Exercise instructions
Identify all lines in the data containing the string "Ethereum". Copy them out.

Source material
((

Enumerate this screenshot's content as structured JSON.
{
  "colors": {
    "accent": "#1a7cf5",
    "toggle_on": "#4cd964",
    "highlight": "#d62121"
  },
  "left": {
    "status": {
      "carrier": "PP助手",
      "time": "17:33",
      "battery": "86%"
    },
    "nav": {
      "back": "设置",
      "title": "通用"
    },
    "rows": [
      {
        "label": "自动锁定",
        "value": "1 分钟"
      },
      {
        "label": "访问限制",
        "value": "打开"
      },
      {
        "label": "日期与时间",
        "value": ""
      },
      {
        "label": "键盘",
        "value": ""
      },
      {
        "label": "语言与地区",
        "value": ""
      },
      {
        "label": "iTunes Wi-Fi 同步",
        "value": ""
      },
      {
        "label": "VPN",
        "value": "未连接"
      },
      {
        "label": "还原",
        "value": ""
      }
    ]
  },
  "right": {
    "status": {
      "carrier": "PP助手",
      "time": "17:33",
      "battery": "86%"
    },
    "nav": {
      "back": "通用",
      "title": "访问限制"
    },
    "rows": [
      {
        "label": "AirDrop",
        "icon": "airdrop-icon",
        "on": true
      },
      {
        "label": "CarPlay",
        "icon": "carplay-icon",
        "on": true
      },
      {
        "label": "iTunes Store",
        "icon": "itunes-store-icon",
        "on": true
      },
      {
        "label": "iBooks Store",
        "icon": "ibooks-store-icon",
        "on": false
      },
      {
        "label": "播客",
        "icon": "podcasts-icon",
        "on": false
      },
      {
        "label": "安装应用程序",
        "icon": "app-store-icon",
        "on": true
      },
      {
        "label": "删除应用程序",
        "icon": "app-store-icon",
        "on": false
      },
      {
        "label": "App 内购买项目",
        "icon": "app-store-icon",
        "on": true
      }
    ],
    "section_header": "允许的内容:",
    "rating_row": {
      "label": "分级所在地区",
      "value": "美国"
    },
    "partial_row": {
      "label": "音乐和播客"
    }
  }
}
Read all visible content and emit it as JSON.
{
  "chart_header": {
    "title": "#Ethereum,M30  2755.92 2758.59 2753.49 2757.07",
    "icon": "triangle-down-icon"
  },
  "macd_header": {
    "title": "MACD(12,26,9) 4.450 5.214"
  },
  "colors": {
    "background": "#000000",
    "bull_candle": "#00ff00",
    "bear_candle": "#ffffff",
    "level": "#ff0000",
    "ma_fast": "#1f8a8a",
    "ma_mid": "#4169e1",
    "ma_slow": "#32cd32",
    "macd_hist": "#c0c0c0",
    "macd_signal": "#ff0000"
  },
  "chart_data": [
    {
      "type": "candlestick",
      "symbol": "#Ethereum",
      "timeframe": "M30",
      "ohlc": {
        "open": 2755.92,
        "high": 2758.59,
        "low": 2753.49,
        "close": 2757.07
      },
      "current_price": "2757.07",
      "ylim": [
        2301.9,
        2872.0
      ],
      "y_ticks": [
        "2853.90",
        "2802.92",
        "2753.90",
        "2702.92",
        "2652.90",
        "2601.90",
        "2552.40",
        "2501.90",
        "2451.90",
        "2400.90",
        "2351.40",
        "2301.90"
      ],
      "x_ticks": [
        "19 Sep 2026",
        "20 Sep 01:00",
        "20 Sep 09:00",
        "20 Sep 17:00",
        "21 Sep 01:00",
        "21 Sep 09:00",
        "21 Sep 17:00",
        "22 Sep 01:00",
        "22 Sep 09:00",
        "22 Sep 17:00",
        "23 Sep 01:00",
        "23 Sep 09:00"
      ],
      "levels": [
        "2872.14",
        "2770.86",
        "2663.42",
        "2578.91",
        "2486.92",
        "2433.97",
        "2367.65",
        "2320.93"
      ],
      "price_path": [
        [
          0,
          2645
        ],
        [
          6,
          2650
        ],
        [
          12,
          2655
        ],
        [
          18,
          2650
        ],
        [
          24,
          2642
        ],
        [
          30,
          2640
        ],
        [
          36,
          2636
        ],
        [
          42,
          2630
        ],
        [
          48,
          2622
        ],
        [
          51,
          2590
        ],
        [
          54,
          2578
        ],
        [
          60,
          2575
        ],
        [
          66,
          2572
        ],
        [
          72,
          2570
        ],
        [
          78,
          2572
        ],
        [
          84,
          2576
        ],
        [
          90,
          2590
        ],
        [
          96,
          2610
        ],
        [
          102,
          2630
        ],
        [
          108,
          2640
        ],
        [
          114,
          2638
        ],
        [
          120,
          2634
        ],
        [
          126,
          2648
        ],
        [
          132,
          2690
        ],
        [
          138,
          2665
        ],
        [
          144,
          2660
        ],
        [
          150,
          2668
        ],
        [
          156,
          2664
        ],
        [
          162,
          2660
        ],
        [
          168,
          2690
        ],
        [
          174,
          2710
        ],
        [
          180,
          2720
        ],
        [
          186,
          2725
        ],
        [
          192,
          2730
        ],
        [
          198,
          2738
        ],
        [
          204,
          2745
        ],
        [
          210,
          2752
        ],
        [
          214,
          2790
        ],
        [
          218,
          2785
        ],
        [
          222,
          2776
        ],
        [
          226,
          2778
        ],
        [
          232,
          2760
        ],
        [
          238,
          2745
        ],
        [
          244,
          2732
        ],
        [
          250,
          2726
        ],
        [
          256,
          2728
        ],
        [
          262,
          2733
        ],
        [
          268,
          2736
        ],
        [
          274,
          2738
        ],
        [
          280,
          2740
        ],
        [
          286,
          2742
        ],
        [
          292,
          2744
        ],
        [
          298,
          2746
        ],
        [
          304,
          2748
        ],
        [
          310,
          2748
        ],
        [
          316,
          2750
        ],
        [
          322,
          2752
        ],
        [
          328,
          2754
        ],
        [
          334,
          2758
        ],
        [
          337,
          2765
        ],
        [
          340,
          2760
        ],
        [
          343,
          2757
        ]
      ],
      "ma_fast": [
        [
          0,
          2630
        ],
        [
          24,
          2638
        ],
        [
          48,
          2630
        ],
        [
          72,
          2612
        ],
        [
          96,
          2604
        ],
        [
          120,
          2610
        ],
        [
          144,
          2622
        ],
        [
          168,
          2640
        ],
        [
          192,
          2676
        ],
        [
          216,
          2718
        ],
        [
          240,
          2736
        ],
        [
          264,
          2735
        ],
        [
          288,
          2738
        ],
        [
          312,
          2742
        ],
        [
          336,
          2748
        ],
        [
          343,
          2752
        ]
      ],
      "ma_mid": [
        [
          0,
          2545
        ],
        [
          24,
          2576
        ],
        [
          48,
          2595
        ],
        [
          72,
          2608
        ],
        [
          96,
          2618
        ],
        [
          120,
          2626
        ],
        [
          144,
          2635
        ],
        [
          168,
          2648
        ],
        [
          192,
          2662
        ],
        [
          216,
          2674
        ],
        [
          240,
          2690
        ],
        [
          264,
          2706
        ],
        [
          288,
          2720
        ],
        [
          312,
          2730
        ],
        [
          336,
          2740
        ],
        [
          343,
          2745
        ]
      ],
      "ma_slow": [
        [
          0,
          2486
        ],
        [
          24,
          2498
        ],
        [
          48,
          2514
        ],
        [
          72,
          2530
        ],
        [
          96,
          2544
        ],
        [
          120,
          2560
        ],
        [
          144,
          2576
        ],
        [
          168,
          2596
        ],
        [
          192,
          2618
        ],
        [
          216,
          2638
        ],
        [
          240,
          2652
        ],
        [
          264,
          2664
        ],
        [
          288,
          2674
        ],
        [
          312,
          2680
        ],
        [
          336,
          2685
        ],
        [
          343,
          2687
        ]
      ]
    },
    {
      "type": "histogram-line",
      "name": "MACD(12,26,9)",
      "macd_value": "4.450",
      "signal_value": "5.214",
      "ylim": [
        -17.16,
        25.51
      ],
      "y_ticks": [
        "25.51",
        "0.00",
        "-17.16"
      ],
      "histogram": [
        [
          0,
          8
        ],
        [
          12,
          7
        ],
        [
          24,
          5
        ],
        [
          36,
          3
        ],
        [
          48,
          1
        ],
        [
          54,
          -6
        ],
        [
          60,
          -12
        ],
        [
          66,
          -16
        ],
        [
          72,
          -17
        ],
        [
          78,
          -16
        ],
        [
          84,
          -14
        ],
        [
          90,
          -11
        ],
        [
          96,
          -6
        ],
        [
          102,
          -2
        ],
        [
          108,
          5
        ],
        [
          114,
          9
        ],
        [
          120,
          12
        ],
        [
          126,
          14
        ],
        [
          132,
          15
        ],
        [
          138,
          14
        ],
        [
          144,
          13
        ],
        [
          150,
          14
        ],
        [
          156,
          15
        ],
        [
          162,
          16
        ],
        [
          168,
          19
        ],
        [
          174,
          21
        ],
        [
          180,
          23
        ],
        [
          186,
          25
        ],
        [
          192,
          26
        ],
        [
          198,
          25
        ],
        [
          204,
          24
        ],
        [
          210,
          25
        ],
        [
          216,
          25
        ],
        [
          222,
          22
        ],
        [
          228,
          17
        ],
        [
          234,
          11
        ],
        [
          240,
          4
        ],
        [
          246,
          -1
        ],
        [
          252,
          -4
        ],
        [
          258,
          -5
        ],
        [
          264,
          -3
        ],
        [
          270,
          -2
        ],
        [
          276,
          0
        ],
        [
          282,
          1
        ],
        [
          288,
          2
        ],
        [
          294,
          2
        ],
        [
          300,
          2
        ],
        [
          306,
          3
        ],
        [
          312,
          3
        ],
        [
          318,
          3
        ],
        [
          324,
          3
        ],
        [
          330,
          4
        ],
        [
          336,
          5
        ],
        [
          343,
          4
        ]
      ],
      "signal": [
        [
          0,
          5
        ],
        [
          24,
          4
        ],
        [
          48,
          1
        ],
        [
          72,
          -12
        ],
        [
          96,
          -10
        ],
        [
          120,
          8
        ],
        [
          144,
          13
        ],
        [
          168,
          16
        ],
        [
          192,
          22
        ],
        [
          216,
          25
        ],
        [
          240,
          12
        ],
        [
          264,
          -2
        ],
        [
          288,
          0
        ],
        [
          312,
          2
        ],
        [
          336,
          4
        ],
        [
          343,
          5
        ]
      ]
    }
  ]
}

))

The answer
    "title": "#Ethereum,M30  2755.92 2758.59 2753.49 2757.07",
      "symbol": "#Ethereum",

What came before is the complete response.